> REQUIRED WORK:
Extract every line below that contains the word "Transcribe".

> RECORDS PROVIDED:

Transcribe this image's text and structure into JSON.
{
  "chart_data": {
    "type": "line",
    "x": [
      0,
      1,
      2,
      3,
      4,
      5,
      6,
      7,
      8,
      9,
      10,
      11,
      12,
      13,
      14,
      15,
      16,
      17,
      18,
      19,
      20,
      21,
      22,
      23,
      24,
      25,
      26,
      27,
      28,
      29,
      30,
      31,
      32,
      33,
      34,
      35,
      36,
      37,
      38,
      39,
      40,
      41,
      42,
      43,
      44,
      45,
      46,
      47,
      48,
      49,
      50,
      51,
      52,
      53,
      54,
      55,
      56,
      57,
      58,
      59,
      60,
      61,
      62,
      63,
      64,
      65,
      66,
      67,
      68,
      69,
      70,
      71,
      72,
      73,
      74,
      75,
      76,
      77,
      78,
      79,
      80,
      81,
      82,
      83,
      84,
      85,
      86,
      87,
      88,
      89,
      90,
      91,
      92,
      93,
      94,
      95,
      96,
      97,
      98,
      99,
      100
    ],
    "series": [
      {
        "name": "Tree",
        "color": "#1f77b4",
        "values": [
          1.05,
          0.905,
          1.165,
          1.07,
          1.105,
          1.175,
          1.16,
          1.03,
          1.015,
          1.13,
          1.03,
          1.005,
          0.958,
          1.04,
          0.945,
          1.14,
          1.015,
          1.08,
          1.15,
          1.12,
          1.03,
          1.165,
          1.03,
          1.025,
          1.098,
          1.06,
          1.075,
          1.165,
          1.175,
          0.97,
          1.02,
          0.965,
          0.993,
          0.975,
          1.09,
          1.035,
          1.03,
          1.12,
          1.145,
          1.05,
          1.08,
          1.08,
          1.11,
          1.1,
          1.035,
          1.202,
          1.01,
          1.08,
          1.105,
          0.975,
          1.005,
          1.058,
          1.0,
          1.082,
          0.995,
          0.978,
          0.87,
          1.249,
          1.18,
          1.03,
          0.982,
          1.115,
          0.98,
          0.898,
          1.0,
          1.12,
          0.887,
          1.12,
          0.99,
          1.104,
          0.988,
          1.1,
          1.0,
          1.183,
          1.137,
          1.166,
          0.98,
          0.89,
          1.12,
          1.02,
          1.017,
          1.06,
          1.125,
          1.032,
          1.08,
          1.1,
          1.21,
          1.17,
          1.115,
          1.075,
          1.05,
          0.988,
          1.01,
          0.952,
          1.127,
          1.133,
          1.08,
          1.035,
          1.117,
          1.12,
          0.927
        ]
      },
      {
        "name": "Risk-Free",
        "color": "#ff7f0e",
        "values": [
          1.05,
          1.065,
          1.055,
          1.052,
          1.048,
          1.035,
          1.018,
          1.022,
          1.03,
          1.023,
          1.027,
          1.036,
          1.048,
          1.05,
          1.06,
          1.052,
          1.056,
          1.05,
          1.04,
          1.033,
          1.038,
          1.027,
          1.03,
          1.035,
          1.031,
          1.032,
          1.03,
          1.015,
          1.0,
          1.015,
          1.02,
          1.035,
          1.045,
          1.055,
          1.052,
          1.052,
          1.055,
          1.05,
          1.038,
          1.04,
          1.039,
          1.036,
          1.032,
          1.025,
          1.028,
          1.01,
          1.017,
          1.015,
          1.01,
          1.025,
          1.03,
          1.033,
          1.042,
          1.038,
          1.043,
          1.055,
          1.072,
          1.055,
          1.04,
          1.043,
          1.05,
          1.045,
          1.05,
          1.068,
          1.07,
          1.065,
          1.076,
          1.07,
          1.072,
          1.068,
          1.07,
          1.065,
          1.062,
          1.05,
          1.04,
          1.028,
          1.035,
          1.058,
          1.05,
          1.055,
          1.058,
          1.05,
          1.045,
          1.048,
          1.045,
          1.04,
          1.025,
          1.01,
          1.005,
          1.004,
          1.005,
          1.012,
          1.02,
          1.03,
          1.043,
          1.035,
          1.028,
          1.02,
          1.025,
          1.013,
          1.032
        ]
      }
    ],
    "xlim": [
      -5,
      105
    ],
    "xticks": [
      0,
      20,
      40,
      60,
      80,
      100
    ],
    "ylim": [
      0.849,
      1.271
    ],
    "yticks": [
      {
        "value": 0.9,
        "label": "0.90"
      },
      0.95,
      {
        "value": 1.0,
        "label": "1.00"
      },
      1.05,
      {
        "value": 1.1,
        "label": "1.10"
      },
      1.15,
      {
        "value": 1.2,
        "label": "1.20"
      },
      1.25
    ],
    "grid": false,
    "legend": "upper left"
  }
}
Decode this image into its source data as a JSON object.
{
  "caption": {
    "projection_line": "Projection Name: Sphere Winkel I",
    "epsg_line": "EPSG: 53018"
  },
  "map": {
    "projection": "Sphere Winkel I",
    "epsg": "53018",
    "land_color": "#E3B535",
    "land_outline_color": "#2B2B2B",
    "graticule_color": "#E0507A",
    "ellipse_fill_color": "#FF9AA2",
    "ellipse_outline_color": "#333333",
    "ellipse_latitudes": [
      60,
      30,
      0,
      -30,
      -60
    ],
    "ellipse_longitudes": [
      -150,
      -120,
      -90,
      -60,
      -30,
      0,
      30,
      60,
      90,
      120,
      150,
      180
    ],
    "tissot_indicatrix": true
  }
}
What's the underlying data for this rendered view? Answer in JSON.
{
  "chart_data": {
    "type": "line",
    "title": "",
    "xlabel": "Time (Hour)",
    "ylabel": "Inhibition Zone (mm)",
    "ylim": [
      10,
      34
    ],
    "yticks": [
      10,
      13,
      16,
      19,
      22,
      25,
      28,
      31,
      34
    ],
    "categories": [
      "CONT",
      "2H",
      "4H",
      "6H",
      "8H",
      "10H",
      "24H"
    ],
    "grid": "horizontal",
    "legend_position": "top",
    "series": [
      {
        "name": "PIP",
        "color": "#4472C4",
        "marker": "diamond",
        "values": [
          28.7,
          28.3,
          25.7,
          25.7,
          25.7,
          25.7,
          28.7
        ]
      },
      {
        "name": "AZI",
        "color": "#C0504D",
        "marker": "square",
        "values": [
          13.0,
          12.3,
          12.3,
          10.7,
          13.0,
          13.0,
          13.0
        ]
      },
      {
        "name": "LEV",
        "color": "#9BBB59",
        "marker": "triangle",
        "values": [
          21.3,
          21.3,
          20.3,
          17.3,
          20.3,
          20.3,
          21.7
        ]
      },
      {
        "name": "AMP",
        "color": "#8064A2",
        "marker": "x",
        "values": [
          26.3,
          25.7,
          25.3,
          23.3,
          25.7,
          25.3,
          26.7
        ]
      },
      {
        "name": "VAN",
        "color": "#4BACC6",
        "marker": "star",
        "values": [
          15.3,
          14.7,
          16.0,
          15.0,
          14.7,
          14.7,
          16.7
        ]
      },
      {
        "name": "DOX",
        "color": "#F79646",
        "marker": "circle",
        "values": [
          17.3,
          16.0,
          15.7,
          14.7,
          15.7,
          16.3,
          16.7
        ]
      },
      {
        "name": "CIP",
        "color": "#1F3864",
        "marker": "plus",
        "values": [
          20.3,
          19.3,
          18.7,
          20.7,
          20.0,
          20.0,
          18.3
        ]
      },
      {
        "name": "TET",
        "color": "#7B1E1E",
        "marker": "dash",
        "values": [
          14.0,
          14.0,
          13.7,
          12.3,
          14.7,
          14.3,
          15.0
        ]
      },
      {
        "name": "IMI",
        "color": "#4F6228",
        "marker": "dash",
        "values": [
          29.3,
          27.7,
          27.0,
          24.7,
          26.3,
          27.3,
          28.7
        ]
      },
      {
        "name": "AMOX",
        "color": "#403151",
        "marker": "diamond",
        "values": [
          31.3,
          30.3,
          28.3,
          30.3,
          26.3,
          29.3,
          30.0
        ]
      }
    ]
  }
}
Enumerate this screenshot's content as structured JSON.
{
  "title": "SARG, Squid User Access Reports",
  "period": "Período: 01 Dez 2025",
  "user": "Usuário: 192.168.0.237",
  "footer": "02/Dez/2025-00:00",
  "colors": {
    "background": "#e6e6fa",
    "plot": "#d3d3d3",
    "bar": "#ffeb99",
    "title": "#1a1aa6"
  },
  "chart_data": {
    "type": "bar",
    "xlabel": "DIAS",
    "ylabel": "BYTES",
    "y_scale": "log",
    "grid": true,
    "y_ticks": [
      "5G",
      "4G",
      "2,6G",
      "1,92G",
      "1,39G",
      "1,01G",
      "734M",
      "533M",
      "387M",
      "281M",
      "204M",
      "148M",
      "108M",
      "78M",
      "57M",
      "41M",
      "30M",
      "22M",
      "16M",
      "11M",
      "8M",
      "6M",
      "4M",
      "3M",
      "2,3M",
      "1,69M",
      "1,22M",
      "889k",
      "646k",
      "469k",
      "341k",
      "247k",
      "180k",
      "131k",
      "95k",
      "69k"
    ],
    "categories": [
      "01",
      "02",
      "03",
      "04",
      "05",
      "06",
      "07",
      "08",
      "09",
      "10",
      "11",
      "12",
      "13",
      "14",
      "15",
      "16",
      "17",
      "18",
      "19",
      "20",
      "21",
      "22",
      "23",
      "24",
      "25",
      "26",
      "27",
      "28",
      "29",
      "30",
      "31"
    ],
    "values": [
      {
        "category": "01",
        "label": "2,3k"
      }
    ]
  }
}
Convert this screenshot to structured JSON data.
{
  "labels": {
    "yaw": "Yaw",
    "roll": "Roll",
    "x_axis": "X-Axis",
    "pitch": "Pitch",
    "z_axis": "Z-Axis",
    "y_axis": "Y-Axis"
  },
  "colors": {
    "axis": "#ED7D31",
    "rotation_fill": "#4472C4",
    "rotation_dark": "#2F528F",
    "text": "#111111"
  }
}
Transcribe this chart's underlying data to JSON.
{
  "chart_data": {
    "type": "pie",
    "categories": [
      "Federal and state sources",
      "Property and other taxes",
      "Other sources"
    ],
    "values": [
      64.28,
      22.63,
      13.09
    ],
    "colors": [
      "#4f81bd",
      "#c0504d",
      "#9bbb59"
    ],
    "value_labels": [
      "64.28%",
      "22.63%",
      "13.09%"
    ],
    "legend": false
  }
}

> EXERCISE SOLUTION:
Transcribe this image's text and structure into JSON.
Transcribe this chart's underlying data to JSON.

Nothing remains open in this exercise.